**EXERCISE REQUIREMENTS**
Find every line in the records below that holds the word "建造新建筑时", and copy it out.

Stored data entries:

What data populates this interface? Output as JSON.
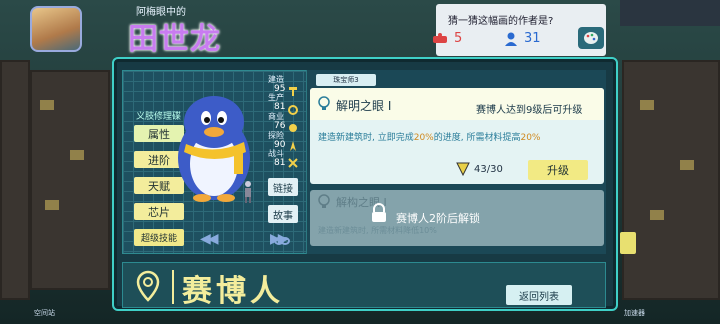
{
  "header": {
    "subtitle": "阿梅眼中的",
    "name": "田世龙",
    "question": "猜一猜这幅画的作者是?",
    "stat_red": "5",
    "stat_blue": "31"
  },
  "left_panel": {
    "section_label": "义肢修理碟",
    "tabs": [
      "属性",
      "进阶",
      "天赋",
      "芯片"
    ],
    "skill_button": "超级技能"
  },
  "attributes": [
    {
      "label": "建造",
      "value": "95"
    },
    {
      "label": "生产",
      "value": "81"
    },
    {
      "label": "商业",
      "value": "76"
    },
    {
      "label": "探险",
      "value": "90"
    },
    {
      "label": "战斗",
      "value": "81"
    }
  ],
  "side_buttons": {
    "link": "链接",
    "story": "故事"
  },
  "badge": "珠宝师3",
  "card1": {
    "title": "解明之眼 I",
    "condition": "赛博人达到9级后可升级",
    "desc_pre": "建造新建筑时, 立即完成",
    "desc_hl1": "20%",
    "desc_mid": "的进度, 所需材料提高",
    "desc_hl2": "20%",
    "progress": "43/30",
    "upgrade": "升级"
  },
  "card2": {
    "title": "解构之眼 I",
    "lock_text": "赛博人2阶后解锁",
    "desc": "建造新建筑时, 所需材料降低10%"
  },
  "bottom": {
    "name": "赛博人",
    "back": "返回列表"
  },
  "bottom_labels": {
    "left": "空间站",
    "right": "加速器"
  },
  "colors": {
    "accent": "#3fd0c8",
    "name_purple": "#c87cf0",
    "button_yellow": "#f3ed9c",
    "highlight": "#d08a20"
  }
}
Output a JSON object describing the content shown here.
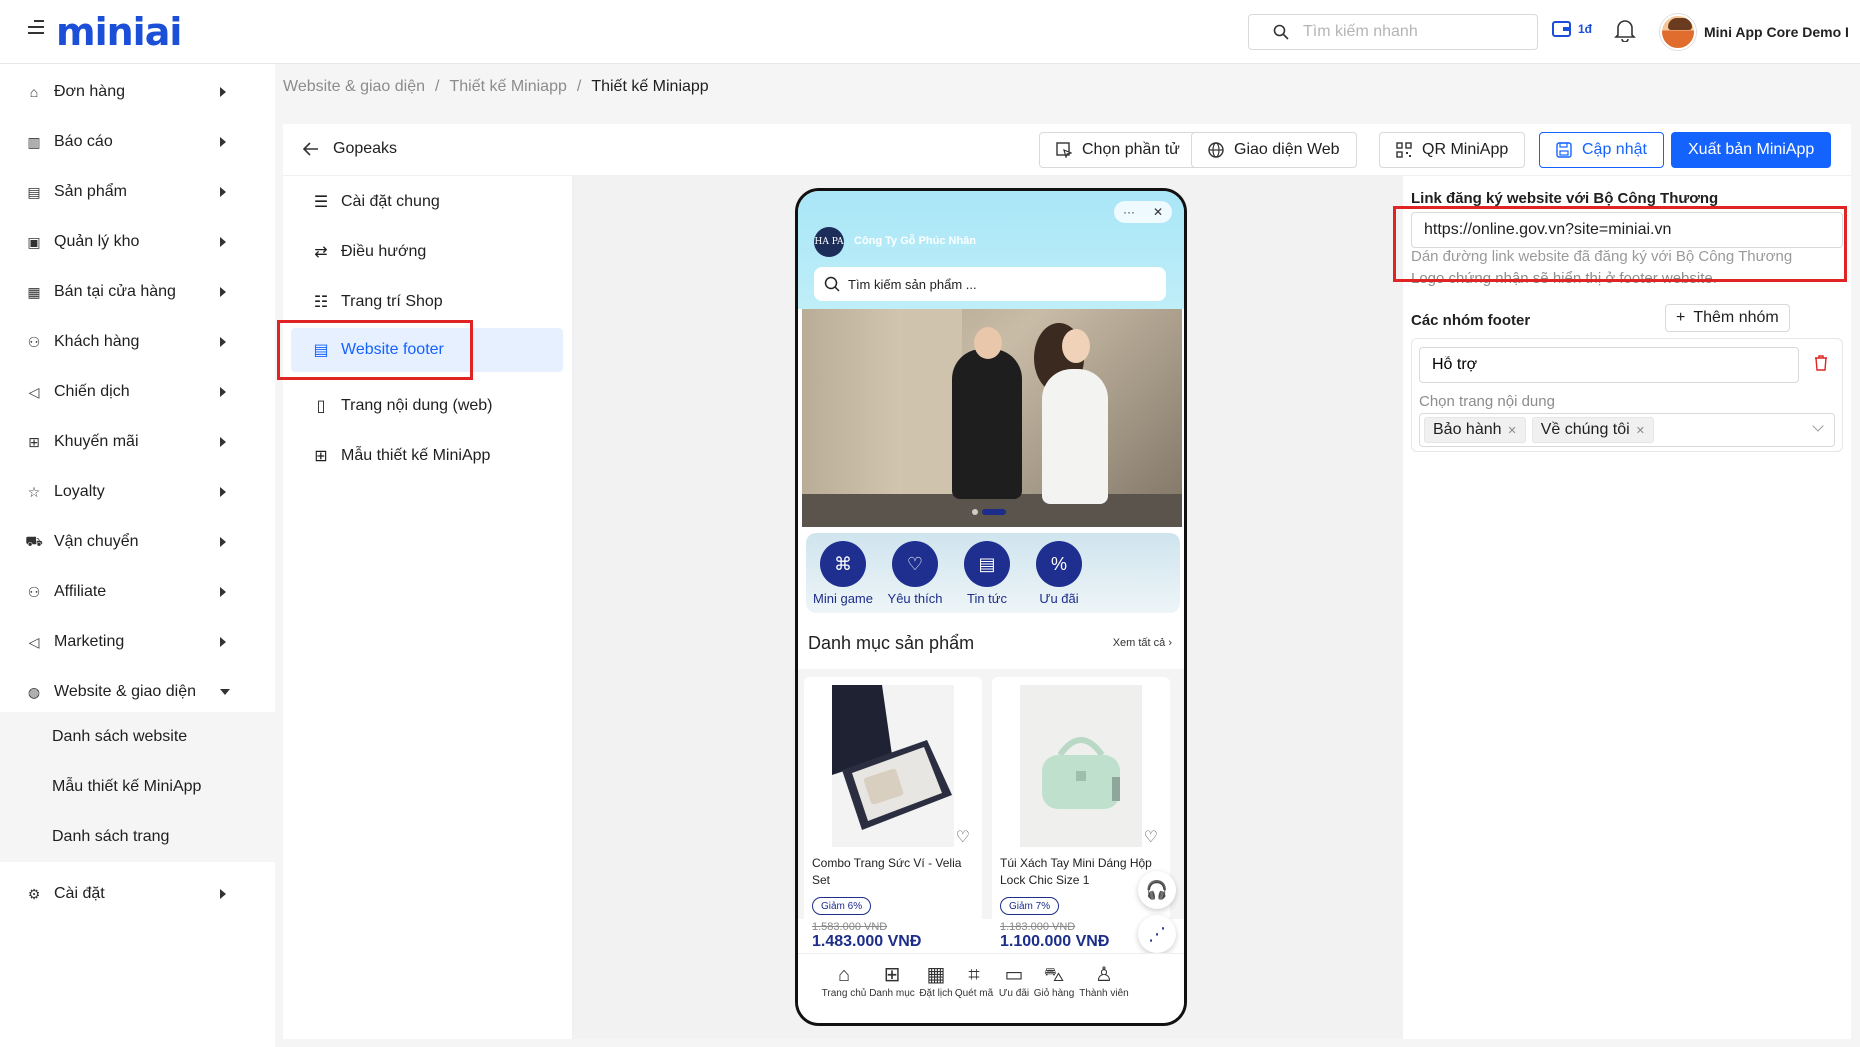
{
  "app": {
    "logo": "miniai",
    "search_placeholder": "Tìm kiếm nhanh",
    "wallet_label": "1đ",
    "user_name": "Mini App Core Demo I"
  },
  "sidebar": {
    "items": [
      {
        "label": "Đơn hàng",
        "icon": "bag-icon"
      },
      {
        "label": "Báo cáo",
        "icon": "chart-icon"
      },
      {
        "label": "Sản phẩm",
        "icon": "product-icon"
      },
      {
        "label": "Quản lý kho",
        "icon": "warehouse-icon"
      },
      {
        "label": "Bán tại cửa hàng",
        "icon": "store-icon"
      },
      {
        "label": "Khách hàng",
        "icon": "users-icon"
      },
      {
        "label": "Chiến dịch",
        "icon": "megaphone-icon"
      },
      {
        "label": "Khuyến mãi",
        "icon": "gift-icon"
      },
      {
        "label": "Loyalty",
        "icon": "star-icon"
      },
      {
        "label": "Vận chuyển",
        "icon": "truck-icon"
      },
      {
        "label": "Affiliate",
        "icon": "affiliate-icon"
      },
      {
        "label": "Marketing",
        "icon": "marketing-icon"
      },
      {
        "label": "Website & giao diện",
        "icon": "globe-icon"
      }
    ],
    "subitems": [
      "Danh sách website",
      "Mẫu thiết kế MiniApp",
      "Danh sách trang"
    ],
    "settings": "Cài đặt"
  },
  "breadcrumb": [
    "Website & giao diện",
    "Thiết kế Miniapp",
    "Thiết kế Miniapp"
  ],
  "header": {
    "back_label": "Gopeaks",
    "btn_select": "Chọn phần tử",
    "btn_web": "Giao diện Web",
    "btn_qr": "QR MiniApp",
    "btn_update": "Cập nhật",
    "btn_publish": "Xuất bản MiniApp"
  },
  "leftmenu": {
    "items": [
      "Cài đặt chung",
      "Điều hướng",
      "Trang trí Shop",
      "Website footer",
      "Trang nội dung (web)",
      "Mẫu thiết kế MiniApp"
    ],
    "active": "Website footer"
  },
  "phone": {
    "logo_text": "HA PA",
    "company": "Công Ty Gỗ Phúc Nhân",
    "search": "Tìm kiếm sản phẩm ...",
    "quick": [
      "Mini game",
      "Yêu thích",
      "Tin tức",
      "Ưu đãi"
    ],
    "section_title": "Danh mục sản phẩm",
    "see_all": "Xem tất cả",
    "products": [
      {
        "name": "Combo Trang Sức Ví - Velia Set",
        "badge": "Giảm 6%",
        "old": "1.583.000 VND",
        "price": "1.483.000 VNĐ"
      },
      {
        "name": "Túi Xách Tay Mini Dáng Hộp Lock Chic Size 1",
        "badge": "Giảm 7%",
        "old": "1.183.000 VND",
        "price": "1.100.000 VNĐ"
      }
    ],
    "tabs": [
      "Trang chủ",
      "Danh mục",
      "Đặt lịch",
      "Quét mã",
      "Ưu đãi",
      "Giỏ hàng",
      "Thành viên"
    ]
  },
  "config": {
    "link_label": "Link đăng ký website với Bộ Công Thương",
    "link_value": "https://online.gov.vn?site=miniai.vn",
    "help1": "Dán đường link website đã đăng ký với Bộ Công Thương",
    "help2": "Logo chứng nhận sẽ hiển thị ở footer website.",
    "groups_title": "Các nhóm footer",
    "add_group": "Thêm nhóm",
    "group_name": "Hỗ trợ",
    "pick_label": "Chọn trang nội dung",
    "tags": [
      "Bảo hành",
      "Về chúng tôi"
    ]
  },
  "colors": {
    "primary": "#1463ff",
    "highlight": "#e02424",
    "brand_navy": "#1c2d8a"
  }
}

**SOLUTION FOR THIS EXERCISE**
    "desc_pre": "建造新建筑时, 立即完成",
    "desc": "建造新建筑时, 所需材料降低10%"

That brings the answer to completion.